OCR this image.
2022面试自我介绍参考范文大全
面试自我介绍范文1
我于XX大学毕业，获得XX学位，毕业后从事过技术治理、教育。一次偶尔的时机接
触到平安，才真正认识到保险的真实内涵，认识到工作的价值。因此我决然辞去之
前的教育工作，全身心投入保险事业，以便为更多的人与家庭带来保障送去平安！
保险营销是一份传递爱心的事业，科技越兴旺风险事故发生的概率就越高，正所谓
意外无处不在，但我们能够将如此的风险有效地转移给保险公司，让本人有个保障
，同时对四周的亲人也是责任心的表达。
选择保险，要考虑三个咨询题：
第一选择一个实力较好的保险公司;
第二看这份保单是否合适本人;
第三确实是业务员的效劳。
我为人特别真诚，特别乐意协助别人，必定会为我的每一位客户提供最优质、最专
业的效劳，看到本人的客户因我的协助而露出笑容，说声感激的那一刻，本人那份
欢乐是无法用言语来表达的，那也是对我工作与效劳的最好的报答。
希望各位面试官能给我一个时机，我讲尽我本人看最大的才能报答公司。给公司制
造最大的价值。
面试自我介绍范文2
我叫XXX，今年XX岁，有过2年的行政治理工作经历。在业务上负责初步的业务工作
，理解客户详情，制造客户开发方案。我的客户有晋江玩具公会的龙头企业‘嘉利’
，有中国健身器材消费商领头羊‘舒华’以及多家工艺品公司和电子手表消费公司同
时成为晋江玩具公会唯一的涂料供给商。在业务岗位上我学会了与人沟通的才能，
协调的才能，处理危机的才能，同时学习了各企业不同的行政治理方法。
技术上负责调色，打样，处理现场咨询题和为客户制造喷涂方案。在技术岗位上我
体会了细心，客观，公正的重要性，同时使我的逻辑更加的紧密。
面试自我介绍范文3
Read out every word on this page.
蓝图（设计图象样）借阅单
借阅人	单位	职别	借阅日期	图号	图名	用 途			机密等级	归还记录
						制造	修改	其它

━━━━━━

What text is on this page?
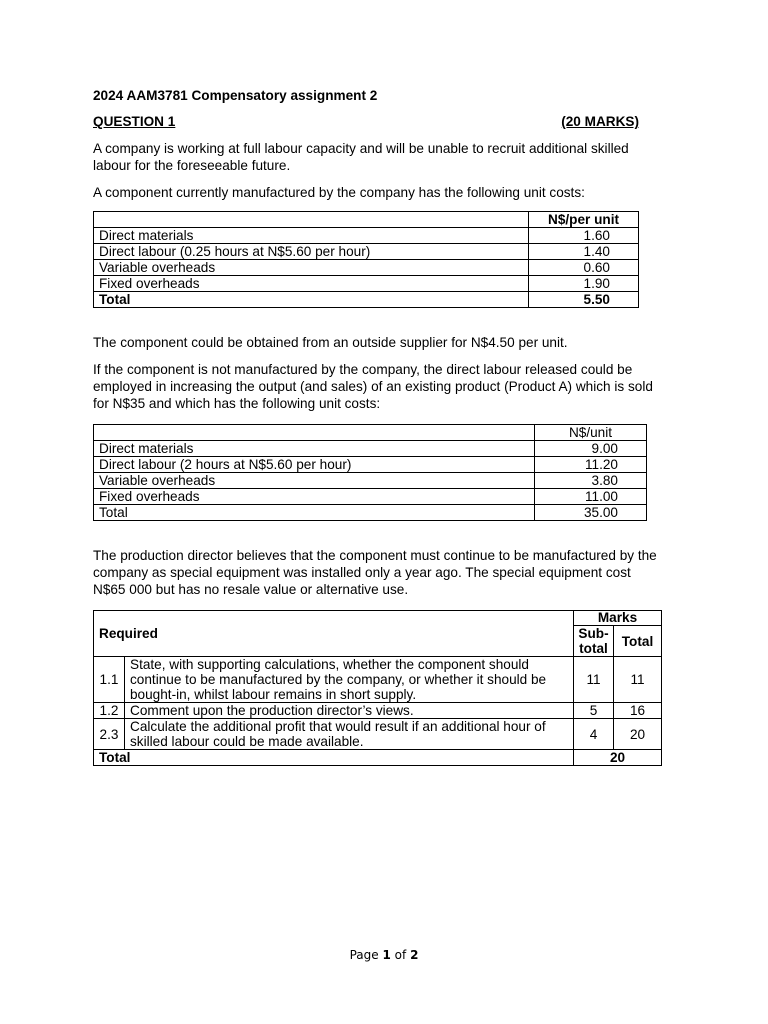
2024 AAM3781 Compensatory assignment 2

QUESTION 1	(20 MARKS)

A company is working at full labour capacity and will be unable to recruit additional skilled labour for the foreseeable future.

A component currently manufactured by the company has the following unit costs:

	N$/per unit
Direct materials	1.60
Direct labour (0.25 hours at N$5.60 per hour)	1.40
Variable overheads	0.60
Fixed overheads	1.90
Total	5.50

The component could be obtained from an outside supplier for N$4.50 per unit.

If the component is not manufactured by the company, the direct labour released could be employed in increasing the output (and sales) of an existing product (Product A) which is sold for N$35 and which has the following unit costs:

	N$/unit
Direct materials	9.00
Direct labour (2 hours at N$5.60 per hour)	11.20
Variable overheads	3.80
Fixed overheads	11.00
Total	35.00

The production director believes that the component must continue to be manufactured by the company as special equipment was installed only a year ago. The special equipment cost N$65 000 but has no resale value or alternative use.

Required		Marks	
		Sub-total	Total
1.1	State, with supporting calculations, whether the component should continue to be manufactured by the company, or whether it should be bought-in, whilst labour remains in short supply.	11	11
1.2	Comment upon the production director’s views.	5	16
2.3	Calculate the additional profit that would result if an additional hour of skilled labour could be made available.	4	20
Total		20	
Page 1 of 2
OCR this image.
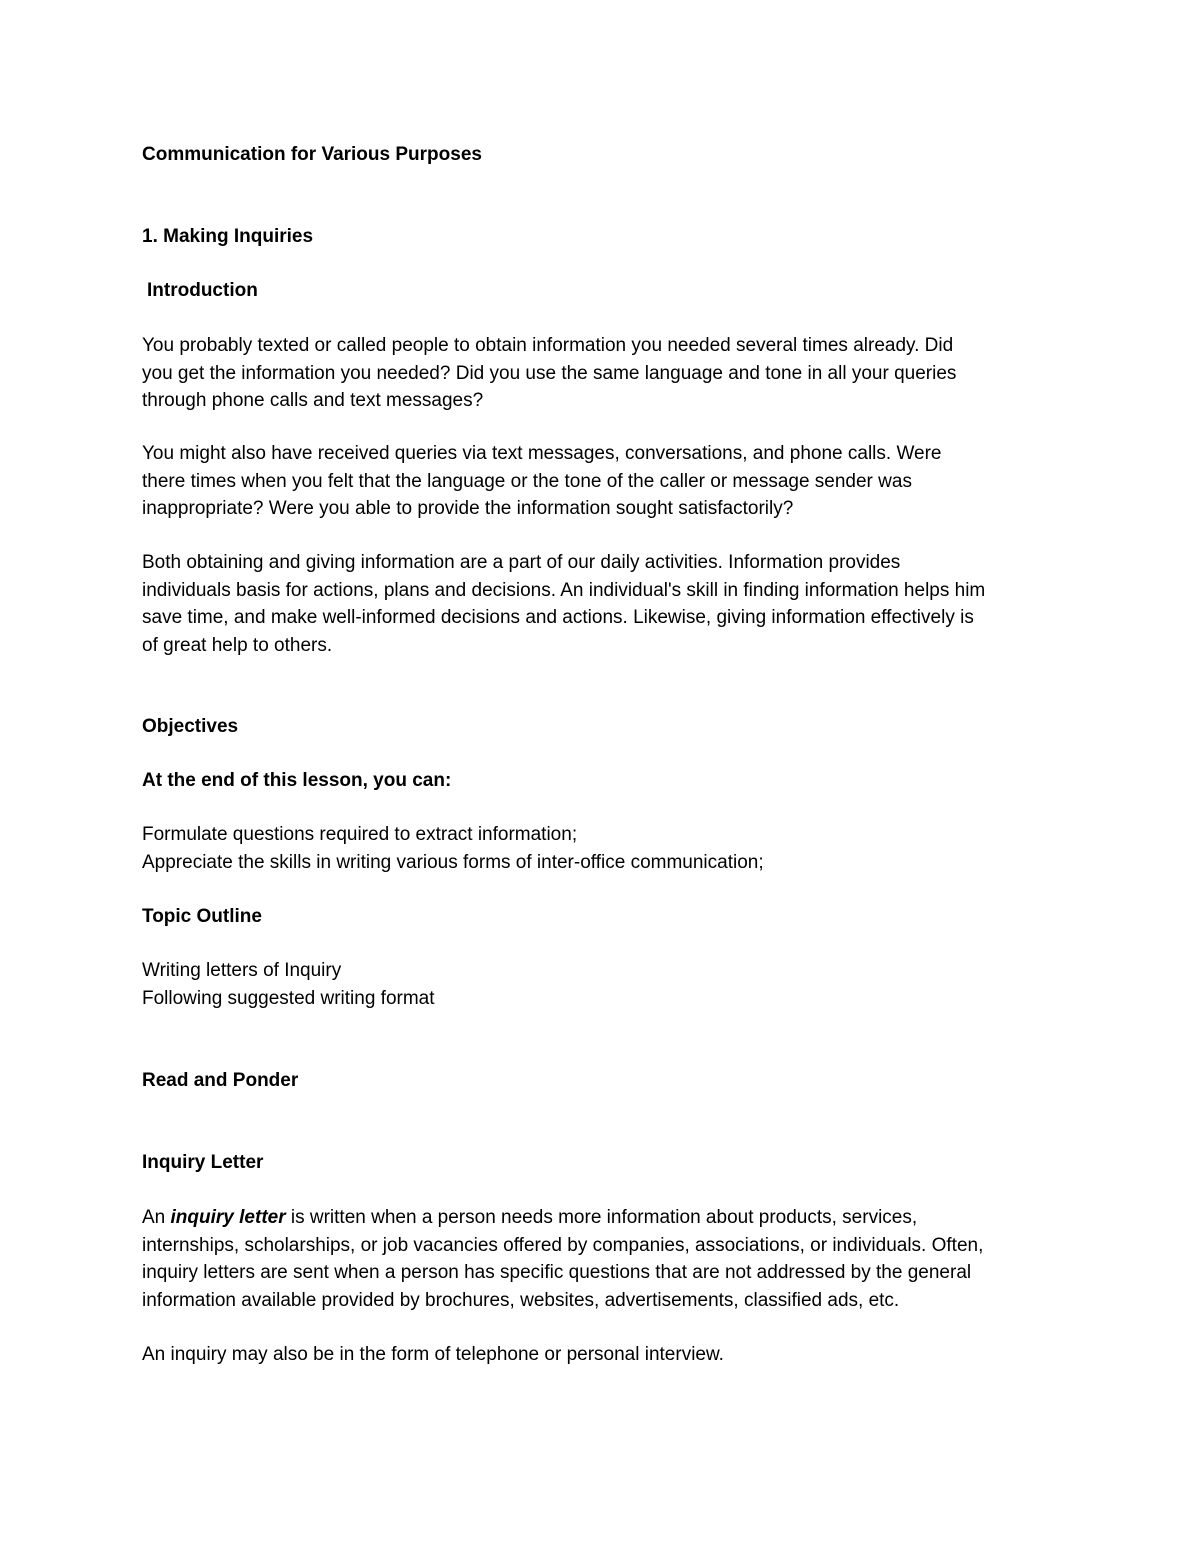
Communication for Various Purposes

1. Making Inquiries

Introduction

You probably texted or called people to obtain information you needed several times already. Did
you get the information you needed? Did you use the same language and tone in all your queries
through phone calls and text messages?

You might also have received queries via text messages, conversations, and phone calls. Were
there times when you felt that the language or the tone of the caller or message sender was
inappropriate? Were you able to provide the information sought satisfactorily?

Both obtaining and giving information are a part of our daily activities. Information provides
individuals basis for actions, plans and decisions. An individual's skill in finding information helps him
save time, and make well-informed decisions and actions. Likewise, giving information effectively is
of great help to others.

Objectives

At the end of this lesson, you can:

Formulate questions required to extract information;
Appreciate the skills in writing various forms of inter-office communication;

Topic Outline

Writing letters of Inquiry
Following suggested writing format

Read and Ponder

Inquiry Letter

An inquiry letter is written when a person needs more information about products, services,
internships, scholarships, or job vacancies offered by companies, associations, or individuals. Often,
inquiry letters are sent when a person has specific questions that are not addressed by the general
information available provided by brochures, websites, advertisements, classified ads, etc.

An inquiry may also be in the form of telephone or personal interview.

━━━━━━

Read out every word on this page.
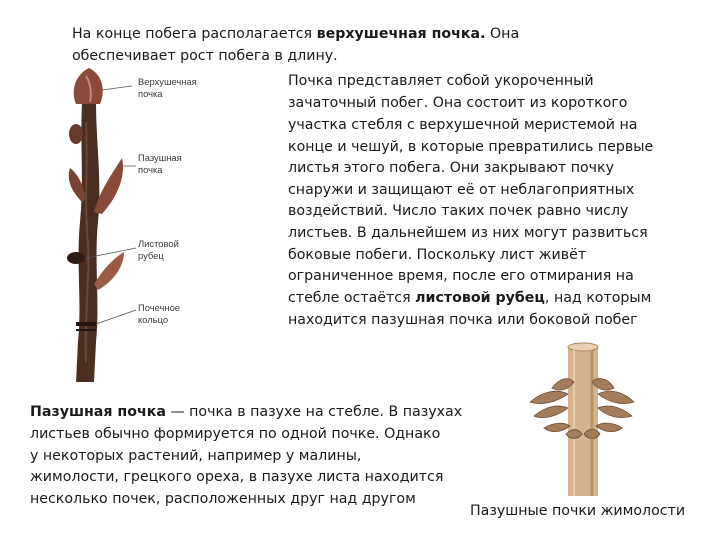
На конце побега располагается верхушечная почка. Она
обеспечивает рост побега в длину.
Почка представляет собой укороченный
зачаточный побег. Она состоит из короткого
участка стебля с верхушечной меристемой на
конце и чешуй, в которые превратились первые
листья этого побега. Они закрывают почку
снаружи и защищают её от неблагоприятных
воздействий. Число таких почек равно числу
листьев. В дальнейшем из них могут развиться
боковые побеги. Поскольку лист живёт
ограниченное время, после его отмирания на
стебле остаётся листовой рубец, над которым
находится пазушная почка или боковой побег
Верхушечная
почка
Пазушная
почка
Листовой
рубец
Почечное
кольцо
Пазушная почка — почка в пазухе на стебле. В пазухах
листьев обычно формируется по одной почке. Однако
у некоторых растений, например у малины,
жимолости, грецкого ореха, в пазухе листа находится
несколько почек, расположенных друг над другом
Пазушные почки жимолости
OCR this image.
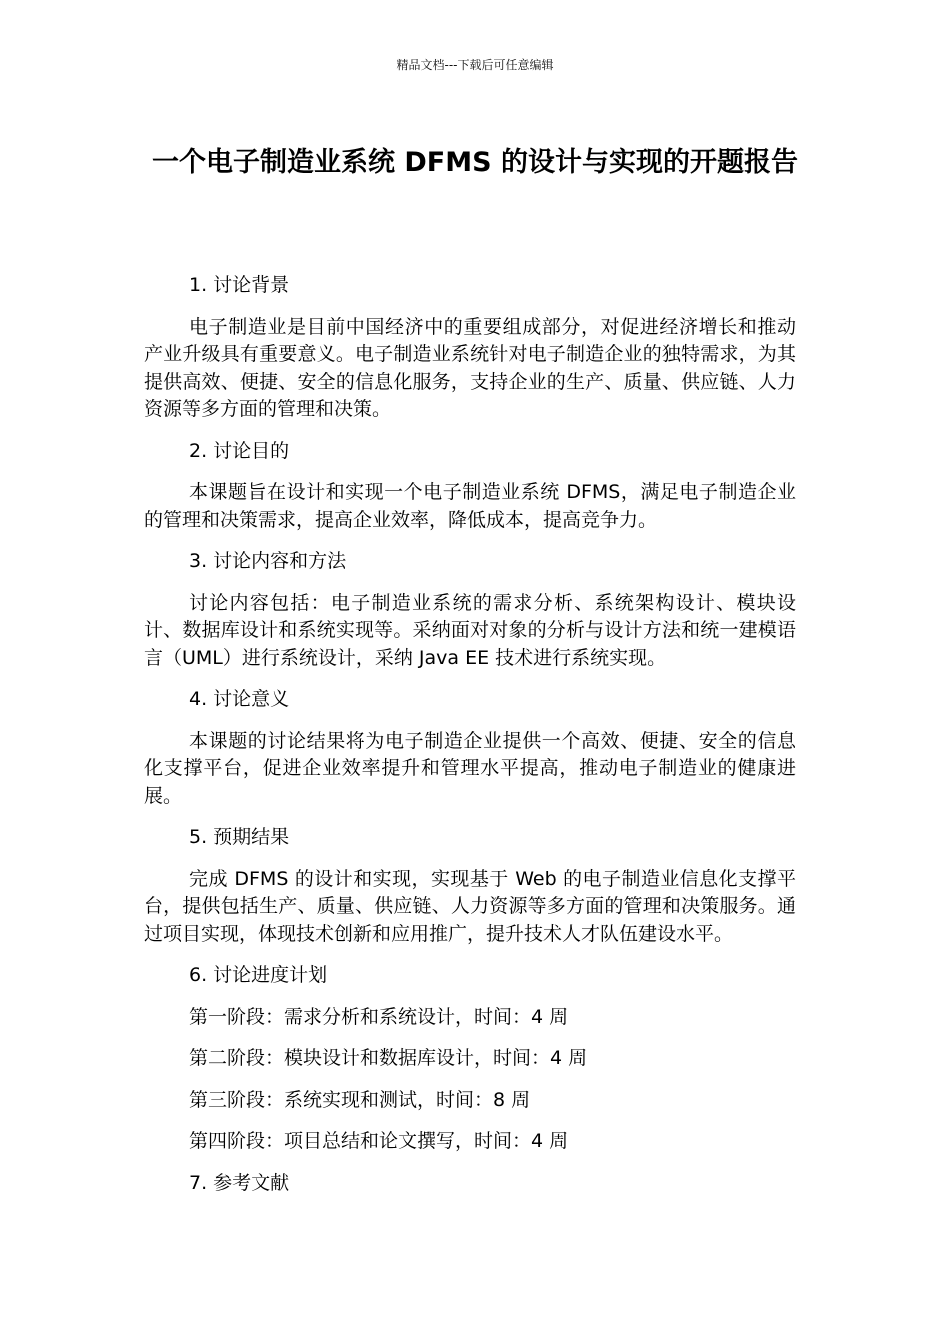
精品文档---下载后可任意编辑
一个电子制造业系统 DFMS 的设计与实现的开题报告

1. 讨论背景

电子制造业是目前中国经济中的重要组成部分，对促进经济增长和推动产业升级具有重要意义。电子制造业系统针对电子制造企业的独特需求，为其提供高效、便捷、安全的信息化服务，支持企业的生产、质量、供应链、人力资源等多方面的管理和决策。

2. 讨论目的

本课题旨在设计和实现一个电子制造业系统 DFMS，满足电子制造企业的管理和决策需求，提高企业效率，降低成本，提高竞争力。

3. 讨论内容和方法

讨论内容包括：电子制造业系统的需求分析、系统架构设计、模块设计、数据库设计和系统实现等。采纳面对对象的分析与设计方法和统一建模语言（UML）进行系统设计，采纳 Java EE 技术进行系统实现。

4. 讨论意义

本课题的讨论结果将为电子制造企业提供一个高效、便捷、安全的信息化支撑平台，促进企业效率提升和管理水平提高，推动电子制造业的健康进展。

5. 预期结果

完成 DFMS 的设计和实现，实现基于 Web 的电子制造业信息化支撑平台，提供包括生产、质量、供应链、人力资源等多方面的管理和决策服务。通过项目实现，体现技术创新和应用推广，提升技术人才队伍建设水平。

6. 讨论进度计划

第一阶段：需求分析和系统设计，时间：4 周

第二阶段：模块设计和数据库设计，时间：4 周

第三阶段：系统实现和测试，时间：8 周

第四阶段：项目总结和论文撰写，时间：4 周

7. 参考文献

━━━━━━

Brief >> From the listing above, pick out every line containing "жимолости".

Correct response >>
жимолости, грецкого ореха, в пазухе листа находится
Пазушные почки жимолости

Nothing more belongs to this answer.